> **Your task**
In the records that follow, find each line containing "infundibulum" and copy it.

*** Records for this exercise Section Begins ***

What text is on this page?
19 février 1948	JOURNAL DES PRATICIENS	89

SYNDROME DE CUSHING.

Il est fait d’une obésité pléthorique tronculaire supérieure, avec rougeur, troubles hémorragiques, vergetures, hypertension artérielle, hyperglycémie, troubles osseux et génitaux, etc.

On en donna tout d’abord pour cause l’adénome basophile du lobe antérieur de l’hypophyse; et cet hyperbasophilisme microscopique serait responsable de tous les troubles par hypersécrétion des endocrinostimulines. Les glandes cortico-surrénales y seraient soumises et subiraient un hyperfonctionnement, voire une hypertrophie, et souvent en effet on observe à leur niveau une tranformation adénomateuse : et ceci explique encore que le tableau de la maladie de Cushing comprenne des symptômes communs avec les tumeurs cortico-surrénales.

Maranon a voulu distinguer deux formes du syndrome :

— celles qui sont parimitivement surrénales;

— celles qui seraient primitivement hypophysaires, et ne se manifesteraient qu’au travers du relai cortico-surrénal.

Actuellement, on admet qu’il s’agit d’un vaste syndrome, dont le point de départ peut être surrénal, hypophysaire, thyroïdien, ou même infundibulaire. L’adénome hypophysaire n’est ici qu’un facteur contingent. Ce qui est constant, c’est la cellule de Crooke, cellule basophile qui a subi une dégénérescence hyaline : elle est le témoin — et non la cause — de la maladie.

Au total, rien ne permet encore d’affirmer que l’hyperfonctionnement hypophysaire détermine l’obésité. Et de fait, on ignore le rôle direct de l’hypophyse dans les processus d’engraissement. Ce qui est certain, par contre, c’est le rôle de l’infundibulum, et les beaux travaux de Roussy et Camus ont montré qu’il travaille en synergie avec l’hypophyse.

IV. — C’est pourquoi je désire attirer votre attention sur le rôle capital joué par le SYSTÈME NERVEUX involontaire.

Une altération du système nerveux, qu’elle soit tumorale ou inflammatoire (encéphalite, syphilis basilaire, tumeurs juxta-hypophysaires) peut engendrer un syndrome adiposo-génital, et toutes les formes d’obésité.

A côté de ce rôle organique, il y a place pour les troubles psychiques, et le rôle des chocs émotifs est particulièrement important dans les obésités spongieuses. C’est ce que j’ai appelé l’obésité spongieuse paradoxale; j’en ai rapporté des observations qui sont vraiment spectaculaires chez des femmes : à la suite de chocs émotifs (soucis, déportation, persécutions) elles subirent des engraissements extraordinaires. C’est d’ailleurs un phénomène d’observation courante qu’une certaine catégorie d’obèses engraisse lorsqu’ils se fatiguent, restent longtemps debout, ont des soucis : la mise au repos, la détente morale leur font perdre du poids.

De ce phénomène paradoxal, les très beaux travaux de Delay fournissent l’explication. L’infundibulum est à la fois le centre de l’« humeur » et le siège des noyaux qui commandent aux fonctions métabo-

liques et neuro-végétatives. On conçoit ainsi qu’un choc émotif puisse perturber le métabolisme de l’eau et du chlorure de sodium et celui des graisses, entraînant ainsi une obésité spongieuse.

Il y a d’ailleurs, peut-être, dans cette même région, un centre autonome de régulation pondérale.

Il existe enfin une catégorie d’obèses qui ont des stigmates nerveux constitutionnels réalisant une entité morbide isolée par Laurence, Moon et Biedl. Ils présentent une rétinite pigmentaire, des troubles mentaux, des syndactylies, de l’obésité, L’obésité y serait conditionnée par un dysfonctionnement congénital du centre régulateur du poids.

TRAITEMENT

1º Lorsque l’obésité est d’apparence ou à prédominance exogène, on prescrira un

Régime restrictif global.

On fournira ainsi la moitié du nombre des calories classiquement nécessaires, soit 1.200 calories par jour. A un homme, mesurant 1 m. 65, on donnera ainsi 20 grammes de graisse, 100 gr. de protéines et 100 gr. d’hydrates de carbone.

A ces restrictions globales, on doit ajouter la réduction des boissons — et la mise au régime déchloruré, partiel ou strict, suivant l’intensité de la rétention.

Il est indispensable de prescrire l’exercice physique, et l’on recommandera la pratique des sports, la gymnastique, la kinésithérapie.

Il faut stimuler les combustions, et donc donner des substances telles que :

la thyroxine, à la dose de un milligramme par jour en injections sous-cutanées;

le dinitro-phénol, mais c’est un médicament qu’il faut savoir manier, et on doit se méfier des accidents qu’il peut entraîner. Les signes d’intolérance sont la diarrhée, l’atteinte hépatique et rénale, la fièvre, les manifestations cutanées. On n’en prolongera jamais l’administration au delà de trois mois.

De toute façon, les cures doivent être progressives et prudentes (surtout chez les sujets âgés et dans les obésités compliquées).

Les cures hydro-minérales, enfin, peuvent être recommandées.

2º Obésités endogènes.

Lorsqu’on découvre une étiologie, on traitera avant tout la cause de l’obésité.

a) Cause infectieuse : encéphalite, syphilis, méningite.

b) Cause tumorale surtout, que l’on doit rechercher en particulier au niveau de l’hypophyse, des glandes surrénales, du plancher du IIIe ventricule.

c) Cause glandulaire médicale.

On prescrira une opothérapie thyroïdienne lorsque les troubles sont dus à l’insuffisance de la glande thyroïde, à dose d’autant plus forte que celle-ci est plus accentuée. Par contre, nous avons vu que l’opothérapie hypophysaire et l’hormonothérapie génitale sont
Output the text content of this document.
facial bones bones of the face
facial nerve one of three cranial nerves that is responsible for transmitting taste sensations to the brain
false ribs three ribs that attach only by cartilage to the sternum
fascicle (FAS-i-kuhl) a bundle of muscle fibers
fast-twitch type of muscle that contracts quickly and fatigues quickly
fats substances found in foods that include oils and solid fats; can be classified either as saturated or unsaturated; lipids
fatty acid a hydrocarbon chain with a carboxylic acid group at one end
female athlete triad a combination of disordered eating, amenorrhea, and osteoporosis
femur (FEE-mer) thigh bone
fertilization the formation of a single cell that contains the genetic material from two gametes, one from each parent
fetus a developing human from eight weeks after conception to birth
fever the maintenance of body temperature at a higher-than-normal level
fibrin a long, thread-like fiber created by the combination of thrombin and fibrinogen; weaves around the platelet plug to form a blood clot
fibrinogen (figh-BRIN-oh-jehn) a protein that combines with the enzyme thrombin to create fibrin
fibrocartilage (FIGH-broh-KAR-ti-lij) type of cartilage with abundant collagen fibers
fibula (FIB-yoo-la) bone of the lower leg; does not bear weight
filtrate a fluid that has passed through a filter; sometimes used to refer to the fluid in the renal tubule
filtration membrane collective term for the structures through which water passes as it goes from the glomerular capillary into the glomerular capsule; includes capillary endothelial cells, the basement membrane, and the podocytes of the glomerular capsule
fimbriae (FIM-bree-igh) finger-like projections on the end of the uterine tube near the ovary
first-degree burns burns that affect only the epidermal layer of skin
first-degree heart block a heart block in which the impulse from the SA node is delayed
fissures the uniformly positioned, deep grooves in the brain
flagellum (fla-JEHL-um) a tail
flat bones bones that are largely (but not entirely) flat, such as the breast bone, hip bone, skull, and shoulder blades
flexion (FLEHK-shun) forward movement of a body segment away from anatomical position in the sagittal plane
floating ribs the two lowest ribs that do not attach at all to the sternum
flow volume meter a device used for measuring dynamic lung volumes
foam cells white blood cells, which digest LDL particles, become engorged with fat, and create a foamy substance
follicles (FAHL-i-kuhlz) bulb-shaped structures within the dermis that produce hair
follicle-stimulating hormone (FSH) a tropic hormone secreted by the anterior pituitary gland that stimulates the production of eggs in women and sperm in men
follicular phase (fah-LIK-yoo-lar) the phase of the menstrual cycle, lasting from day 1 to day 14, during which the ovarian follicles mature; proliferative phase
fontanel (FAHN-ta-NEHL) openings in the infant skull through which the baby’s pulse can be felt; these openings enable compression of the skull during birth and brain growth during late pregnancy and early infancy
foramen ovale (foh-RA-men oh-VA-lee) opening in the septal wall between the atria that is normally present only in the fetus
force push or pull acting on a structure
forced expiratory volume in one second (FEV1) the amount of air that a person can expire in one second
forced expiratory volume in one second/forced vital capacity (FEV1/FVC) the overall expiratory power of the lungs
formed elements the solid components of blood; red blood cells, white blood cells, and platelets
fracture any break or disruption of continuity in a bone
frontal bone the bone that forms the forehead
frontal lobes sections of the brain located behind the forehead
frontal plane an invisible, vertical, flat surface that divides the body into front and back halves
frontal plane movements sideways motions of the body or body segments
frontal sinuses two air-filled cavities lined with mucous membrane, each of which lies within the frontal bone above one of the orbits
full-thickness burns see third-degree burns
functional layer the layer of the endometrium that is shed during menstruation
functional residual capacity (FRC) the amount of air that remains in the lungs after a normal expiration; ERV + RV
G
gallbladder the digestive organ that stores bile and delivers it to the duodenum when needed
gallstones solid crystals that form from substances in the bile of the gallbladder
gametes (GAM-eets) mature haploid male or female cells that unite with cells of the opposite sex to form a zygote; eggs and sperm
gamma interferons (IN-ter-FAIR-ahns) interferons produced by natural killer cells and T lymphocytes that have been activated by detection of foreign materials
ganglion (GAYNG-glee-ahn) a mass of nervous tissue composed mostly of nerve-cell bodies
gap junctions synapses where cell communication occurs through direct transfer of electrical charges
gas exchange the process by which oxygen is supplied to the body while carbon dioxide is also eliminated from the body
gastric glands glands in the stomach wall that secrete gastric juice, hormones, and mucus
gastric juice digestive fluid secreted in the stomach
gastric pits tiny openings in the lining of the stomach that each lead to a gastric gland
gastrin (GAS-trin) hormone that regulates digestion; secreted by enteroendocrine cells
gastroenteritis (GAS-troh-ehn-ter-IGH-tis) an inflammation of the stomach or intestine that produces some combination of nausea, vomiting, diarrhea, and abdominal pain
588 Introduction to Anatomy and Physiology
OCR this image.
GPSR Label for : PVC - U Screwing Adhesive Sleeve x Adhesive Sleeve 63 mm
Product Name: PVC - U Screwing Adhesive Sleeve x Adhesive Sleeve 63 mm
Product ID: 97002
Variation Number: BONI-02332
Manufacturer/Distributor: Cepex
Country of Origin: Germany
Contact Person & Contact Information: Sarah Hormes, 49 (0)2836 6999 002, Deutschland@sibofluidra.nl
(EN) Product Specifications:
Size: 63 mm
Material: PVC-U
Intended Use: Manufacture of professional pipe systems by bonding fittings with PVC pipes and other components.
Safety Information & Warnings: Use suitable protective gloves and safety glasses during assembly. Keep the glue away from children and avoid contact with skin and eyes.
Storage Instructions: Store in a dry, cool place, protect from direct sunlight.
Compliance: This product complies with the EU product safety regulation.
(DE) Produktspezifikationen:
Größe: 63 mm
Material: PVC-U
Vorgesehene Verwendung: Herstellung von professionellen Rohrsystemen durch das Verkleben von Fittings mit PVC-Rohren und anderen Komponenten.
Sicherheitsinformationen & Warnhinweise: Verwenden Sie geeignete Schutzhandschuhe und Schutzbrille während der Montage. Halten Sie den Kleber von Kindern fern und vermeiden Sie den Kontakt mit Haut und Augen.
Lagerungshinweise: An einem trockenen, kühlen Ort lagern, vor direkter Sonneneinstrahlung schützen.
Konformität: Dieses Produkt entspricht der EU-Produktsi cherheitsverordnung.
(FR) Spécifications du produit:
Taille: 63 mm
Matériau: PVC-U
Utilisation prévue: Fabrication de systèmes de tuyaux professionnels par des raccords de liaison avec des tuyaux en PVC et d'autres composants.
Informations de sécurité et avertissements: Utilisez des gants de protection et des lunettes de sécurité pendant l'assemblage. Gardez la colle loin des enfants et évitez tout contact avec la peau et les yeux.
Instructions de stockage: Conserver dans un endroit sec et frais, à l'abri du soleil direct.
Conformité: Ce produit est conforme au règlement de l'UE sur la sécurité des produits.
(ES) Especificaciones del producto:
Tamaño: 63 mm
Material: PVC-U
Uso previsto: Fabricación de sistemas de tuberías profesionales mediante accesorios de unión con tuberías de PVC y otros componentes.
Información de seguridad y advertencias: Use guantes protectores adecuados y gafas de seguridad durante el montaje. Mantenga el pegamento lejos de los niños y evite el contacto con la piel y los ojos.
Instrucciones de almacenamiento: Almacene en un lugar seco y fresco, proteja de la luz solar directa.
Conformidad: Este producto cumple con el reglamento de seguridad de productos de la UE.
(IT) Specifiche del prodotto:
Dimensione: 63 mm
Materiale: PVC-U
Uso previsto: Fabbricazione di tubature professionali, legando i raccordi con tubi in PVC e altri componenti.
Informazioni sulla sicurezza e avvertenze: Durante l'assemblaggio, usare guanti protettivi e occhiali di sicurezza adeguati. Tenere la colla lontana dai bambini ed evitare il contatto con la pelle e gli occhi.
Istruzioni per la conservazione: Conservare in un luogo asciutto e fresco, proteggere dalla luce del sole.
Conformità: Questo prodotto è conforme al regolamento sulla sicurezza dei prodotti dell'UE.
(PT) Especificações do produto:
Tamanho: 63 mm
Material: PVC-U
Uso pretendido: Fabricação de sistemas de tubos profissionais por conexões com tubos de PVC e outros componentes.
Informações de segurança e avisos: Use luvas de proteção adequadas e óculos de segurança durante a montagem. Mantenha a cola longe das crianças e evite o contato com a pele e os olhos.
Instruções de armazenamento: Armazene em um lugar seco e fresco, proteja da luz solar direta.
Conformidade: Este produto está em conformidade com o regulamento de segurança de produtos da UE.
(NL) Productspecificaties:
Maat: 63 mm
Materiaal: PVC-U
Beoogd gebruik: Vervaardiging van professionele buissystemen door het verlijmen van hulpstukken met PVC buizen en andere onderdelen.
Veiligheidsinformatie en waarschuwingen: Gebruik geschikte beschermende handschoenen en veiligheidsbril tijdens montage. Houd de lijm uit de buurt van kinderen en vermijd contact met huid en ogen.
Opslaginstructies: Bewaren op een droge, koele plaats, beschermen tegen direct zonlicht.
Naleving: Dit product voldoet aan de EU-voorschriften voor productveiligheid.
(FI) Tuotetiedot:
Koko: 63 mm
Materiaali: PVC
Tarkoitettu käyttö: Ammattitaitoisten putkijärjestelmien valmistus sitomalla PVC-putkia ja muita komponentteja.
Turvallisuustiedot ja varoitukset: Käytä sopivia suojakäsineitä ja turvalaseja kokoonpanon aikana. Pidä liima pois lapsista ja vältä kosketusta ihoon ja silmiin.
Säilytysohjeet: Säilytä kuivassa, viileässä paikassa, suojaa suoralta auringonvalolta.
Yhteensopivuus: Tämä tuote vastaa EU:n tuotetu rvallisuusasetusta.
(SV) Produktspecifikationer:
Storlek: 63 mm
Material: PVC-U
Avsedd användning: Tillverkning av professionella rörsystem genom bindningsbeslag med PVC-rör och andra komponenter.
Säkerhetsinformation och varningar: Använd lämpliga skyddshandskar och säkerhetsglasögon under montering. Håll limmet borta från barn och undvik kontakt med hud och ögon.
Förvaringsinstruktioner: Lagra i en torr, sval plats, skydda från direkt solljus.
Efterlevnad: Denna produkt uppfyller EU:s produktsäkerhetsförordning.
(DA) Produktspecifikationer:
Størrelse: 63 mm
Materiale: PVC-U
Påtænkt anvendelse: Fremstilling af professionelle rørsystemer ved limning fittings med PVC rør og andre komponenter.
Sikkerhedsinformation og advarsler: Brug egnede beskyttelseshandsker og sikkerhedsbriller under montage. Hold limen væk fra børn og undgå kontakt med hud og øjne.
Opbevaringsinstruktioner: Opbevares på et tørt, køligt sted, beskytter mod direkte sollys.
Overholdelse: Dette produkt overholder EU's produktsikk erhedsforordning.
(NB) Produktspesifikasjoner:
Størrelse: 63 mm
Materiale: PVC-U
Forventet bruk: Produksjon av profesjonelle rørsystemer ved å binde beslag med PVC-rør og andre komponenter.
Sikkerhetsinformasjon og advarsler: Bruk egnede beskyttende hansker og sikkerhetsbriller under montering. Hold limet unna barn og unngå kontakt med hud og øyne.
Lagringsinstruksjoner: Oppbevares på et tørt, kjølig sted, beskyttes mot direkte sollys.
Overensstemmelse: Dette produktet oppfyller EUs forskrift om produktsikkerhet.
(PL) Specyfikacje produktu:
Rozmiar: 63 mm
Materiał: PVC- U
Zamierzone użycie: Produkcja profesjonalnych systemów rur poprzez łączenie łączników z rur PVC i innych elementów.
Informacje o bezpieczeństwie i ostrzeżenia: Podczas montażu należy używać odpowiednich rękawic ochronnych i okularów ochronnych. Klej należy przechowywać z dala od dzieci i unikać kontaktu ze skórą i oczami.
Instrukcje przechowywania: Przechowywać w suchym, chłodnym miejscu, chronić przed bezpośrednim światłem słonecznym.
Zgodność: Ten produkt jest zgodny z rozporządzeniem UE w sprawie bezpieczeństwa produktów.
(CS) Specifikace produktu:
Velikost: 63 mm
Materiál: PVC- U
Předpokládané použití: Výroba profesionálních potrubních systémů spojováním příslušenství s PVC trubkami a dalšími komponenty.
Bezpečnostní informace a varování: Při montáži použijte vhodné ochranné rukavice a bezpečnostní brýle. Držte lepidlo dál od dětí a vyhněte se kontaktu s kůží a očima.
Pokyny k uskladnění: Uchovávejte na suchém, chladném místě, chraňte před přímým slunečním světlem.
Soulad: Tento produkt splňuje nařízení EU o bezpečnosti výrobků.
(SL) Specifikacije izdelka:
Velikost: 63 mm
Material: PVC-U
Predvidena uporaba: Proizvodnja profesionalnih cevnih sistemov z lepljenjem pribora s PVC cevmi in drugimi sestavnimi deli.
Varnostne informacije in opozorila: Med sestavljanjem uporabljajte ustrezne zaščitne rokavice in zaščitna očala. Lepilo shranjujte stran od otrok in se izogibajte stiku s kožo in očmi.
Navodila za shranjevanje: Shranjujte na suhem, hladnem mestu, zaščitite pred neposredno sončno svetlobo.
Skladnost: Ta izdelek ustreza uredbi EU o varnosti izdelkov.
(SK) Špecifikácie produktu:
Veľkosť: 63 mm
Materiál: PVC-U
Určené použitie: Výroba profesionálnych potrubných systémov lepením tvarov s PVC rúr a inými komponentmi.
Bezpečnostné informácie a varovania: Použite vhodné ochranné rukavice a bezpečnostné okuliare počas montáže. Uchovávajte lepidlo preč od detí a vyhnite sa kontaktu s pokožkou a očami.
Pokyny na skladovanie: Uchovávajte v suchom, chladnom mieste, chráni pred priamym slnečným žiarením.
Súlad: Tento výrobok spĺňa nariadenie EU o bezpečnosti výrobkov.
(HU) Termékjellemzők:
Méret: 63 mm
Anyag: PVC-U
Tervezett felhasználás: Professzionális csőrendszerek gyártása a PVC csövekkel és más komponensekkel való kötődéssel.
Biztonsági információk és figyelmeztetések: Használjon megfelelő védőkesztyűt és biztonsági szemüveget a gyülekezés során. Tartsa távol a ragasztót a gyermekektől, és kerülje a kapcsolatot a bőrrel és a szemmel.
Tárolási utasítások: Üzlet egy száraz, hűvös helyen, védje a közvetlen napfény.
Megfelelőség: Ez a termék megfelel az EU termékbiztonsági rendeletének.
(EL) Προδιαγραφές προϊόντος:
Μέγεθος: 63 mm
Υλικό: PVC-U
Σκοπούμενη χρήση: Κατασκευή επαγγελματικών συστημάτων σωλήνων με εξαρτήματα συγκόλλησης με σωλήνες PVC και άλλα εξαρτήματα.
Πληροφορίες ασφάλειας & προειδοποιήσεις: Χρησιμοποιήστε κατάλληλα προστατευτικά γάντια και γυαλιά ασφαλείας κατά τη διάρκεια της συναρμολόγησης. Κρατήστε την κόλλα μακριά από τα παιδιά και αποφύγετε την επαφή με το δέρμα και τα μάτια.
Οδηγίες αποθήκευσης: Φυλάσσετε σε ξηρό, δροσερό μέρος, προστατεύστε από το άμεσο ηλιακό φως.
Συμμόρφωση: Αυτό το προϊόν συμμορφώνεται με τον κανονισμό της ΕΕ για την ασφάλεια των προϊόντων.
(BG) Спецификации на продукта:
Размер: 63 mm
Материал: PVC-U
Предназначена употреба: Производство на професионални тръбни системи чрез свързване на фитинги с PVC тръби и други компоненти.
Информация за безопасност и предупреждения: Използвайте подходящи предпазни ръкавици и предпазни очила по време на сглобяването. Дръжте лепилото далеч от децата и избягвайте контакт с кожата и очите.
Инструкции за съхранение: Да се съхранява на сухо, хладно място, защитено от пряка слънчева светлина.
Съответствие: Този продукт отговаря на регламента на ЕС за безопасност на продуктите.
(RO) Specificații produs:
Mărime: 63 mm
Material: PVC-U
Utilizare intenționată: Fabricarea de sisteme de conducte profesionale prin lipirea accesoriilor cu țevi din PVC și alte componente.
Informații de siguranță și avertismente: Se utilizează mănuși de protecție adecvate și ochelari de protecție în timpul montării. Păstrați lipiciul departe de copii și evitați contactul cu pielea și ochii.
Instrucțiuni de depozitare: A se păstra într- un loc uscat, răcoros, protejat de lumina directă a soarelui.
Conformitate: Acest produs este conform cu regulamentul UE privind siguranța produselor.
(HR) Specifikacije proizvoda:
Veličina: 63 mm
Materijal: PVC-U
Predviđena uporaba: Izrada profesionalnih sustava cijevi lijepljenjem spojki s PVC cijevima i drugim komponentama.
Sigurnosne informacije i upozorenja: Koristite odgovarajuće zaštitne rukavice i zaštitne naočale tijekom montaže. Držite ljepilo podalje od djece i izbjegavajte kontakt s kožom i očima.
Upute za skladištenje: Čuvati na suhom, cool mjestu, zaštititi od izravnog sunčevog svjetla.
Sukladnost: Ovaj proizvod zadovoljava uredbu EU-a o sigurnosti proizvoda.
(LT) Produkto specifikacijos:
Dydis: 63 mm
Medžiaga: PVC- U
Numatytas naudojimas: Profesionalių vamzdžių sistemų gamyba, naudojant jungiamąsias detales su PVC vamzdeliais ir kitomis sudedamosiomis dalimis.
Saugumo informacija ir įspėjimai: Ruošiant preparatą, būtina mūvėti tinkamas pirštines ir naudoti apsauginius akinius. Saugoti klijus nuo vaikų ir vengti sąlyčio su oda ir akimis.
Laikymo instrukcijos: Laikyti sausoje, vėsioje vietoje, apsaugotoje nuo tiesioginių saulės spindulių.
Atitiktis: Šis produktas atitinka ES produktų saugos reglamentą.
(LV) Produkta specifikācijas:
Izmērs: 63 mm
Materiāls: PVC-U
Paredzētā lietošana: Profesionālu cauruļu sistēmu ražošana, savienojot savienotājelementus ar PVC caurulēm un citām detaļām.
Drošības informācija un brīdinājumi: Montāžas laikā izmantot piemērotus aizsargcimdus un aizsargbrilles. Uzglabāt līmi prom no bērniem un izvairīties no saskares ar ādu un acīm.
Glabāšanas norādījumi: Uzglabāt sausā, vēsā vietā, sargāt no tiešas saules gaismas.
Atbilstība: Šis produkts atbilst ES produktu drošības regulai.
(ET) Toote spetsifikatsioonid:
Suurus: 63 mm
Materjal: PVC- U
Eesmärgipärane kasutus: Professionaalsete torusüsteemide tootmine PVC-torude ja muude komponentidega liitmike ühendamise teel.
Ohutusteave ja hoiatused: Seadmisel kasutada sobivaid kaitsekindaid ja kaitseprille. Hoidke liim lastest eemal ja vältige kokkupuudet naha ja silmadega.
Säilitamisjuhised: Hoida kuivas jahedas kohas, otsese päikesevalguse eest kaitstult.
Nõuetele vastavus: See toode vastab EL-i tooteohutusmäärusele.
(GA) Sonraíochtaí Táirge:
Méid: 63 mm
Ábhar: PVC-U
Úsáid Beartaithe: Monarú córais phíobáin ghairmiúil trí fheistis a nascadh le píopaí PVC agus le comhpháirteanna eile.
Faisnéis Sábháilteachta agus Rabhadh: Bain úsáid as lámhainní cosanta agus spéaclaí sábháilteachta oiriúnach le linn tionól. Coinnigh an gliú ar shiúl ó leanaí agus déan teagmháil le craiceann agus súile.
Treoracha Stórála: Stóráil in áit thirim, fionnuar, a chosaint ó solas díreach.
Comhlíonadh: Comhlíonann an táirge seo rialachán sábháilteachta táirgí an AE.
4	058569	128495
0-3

*** Records for this exercise Section Ends ***

> **Written answer**
Au total, rien ne permet encore d’affirmer que l’hyperfonctionnement hypophysaire détermine l’obésité. Et de fait, on ignore le rôle direct de l’hypophyse dans les processus d’engraissement. Ce qui est certain, par contre, c’est le rôle de l’infundibulum, et les beaux travaux de Roussy et Camus ont montré qu’il travaille en synergie avec l’hypophyse.
De ce phénomène paradoxal, les très beaux travaux de Delay fournissent l’explication. L’infundibulum est à la fois le centre de l’« humeur » et le siège des noyaux qui commandent aux fonctions métabo-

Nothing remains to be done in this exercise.